PROBLEM TO WORK ON
Are you able to retype all the records below exactly?

EXCERPTED RECORDS
• • • • •
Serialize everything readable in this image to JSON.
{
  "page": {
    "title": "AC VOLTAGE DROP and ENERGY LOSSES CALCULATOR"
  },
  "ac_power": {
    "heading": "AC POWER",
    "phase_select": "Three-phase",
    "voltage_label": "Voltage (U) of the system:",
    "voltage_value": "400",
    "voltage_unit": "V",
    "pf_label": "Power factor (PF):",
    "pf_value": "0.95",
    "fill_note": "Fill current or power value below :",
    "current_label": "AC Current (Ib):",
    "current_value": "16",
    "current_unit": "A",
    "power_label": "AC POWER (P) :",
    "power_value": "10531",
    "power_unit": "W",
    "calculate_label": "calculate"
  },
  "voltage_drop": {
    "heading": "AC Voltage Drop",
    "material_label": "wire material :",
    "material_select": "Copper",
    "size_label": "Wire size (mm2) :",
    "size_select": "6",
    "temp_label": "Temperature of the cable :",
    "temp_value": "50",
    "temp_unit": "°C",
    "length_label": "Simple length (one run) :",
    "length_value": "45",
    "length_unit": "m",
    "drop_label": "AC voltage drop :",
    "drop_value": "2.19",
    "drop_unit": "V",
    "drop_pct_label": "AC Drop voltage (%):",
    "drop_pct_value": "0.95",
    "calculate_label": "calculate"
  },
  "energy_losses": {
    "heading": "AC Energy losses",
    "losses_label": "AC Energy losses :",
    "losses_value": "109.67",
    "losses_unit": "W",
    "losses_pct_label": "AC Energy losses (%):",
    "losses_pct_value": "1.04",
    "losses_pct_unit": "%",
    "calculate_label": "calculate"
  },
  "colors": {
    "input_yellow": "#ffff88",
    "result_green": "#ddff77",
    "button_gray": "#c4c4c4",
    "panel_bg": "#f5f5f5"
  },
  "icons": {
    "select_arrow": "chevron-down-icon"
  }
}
• • • • •
EXERCISE OUTPUT
Serialize everything readable in this image to JSON.
{
  "page": {
    "title": "AC VOLTAGE DROP and ENERGY LOSSES CALCULATOR"
  },
  "ac_power": {
    "heading": "AC POWER",
    "phase_select": "Three-phase",
    "voltage_label": "Voltage (U) of the system:",
    "voltage_value": "400",
    "voltage_unit": "V",
    "pf_label": "Power factor (PF):",
    "pf_value": "0.95",
    "fill_note": "Fill current or power value below :",
    "current_label": "AC Current (Ib):",
    "current_value": "16",
    "current_unit": "A",
    "power_label": "AC POWER (P) :",
    "power_value": "10531",
    "power_unit": "W",
    "calculate_label": "calculate"
  },
  "voltage_drop": {
    "heading": "AC Voltage Drop",
    "material_label": "wire material :",
    "material_select": "Copper",
    "size_label": "Wire size (mm2) :",
    "size_select": "6",
    "temp_label": "Temperature of the cable :",
    "temp_value": "50",
    "temp_unit": "°C",
    "length_label": "Simple length (one run) :",
    "length_value": "45",
    "length_unit": "m",
    "drop_label": "AC voltage drop :",
    "drop_value": "2.19",
    "drop_unit": "V",
    "drop_pct_label": "AC Drop voltage (%):",
    "drop_pct_value": "0.95",
    "calculate_label": "calculate"
  },
  "energy_losses": {
    "heading": "AC Energy losses",
    "losses_label": "AC Energy losses :",
    "losses_value": "109.67",
    "losses_unit": "W",
    "losses_pct_label": "AC Energy losses (%):",
    "losses_pct_value": "1.04",
    "losses_pct_unit": "%",
    "calculate_label": "calculate"
  },
  "colors": {
    "input_yellow": "#ffff88",
    "result_green": "#ddff77",
    "button_gray": "#c4c4c4",
    "panel_bg": "#f5f5f5"
  },
  "icons": {
    "select_arrow": "chevron-down-icon"
  }
}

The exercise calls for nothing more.